Given task —
Quote the listing below in its entirety.

Material —
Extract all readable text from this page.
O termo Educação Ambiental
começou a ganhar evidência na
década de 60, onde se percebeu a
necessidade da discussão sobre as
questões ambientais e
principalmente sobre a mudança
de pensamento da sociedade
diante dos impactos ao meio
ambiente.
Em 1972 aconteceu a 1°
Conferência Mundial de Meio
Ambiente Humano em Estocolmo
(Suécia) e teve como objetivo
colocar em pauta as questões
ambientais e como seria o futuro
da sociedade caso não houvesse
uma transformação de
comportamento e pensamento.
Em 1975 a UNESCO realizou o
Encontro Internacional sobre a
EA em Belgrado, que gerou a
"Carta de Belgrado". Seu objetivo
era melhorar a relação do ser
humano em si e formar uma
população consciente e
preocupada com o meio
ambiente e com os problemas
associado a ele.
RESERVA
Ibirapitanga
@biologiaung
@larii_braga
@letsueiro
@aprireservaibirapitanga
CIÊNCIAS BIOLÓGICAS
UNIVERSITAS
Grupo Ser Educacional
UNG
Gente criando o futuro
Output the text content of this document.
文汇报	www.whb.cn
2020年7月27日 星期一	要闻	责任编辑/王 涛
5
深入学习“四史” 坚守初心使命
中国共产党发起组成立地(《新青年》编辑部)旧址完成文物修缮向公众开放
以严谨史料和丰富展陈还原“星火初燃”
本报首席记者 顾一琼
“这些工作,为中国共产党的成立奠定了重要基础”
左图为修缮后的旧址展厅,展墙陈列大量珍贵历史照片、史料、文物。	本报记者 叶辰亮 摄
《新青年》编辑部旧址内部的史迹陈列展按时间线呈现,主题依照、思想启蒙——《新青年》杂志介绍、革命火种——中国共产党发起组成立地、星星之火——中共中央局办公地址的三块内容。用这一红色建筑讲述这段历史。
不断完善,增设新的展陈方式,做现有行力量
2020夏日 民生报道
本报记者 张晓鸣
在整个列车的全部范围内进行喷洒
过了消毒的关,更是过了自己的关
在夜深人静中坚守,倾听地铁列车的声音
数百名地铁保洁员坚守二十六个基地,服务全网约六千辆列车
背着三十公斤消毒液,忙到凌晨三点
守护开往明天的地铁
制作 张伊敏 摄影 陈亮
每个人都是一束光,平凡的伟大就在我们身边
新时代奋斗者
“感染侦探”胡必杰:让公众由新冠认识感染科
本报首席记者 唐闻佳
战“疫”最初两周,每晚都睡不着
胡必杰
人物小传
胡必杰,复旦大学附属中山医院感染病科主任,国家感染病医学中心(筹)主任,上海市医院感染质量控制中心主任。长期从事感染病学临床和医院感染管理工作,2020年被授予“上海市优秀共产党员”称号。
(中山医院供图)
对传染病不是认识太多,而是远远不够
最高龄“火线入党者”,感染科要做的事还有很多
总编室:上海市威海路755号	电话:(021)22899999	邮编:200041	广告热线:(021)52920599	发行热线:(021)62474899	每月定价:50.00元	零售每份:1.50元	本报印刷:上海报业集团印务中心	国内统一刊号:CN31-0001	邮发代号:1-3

Finished task —
Extract all readable text from this page.
O termo Educação Ambiental
começou a ganhar evidência na
década de 60, onde se percebeu a
necessidade da discussão sobre as
questões ambientais e
principalmente sobre a mudança
de pensamento da sociedade
diante dos impactos ao meio
ambiente.
Em 1972 aconteceu a 1°
Conferência Mundial de Meio
Ambiente Humano em Estocolmo
(Suécia) e teve como objetivo
colocar em pauta as questões
ambientais e como seria o futuro
da sociedade caso não houvesse
uma transformação de
comportamento e pensamento.
Em 1975 a UNESCO realizou o
Encontro Internacional sobre a
EA em Belgrado, que gerou a
"Carta de Belgrado". Seu objetivo
era melhorar a relação do ser
humano em si e formar uma
população consciente e
preocupada com o meio
ambiente e com os problemas
associado a ele.
RESERVA
Ibirapitanga
@biologiaung
@larii_braga
@letsueiro
@aprireservaibirapitanga
CIÊNCIAS BIOLÓGICAS
UNIVERSITAS
Grupo Ser Educacional
UNG
Gente criando o futuro
Output the text content of this document.
文汇报	www.whb.cn
2020年7月27日 星期一	要闻	责任编辑/王 涛
5
深入学习“四史” 坚守初心使命
中国共产党发起组成立地(《新青年》编辑部)旧址完成文物修缮向公众开放
以严谨史料和丰富展陈还原“星火初燃”
本报首席记者 顾一琼
“这些工作,为中国共产党的成立奠定了重要基础”
左图为修缮后的旧址展厅,展墙陈列大量珍贵历史照片、史料、文物。	本报记者 叶辰亮 摄
《新青年》编辑部旧址内部的史迹陈列展按时间线呈现,主题依照、思想启蒙——《新青年》杂志介绍、革命火种——中国共产党发起组成立地、星星之火——中共中央局办公地址的三块内容。用这一红色建筑讲述这段历史。
不断完善,增设新的展陈方式,做现有行力量
2020夏日 民生报道
本报记者 张晓鸣
在整个列车的全部范围内进行喷洒
过了消毒的关,更是过了自己的关
在夜深人静中坚守,倾听地铁列车的声音
数百名地铁保洁员坚守二十六个基地,服务全网约六千辆列车
背着三十公斤消毒液,忙到凌晨三点
守护开往明天的地铁
制作 张伊敏 摄影 陈亮
每个人都是一束光,平凡的伟大就在我们身边
新时代奋斗者
“感染侦探”胡必杰:让公众由新冠认识感染科
本报首席记者 唐闻佳
战“疫”最初两周,每晚都睡不着
胡必杰
人物小传
胡必杰,复旦大学附属中山医院感染病科主任,国家感染病医学中心(筹)主任,上海市医院感染质量控制中心主任。长期从事感染病学临床和医院感染管理工作,2020年被授予“上海市优秀共产党员”称号。
(中山医院供图)
对传染病不是认识太多,而是远远不够
最高龄“火线入党者”,感染科要做的事还有很多
总编室:上海市威海路755号	电话:(021)22899999	邮编:200041	广告热线:(021)52920599	发行热线:(021)62474899	每月定价:50.00元	零售每份:1.50元	本报印刷:上海报业集团印务中心	国内统一刊号:CN31-0001	邮发代号:1-3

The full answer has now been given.